Data:
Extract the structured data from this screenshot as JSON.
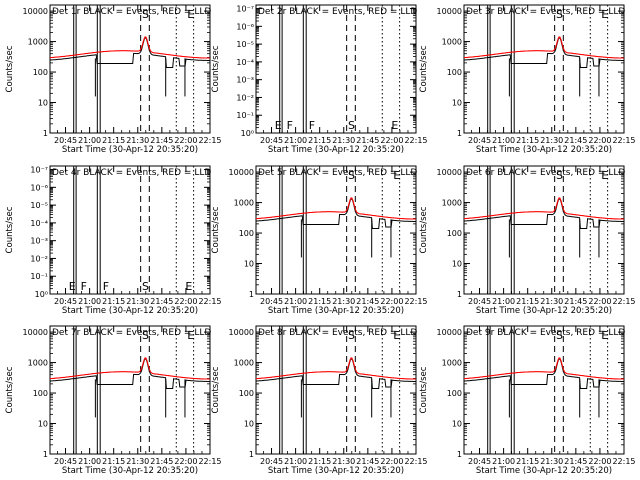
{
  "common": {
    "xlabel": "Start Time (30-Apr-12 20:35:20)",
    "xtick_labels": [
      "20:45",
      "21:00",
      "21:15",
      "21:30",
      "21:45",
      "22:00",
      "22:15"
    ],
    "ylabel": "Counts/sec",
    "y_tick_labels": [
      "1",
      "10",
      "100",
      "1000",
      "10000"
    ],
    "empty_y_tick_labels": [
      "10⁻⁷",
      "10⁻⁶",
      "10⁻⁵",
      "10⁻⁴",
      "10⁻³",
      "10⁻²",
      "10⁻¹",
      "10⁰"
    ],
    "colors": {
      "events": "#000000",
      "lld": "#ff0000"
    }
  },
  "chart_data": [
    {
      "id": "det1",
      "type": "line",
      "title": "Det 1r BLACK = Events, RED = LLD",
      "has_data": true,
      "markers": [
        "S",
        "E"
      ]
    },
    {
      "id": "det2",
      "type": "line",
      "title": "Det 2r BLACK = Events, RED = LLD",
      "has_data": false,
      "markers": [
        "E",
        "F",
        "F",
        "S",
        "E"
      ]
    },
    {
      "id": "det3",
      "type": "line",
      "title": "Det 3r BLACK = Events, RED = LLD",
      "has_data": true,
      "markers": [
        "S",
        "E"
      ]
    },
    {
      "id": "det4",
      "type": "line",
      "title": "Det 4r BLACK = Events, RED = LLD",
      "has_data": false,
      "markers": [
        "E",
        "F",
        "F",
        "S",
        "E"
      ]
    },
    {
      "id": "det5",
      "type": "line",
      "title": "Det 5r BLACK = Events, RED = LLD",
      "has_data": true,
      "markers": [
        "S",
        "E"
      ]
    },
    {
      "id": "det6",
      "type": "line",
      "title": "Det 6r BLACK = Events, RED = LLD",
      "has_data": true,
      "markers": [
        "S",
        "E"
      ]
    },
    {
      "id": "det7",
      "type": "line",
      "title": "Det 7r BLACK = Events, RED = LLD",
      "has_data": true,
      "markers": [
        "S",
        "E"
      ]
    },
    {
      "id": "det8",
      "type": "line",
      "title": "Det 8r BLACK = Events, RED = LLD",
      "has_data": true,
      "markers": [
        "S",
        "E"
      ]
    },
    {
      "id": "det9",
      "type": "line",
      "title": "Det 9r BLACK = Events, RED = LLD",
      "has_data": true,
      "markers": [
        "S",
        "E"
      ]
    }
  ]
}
==
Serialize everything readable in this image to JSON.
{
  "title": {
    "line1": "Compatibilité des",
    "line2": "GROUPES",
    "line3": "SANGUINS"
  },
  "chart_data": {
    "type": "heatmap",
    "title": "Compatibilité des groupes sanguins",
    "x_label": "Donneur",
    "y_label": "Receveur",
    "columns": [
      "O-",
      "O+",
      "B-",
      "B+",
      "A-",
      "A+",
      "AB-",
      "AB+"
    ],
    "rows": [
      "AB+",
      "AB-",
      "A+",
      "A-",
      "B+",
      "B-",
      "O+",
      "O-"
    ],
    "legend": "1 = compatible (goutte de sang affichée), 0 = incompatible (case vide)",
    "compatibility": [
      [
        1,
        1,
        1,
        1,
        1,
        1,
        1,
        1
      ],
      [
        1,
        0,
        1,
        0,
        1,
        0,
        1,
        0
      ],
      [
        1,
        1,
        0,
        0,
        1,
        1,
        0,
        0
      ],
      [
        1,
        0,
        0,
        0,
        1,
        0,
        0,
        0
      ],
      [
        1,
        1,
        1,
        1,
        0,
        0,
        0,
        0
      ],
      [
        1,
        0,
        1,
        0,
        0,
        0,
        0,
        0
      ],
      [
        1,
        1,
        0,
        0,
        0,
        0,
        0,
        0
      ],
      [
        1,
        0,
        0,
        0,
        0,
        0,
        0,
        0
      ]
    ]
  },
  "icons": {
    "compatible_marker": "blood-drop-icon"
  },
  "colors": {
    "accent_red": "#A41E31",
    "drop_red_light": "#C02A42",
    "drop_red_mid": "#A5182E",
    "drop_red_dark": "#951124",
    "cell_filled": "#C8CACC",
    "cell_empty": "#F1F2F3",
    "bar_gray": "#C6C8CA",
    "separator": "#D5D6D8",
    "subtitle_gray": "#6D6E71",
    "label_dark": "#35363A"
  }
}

Problem requirements:
Pick out each line containing "BLACK" and report it.

Task answer:
      "title": "Det 1r BLACK = Events, RED = LLD",
      "title": "Det 2r BLACK = Events, RED = LLD",
      "title": "Det 3r BLACK = Events, RED = LLD",
      "title": "Det 4r BLACK = Events, RED = LLD",
      "title": "Det 5r BLACK = Events, RED = LLD",
      "title": "Det 6r BLACK = Events, RED = LLD",
      "title": "Det 7r BLACK = Events, RED = LLD",
      "title": "Det 8r BLACK = Events, RED = LLD",
      "title": "Det 9r BLACK = Events, RED = LLD",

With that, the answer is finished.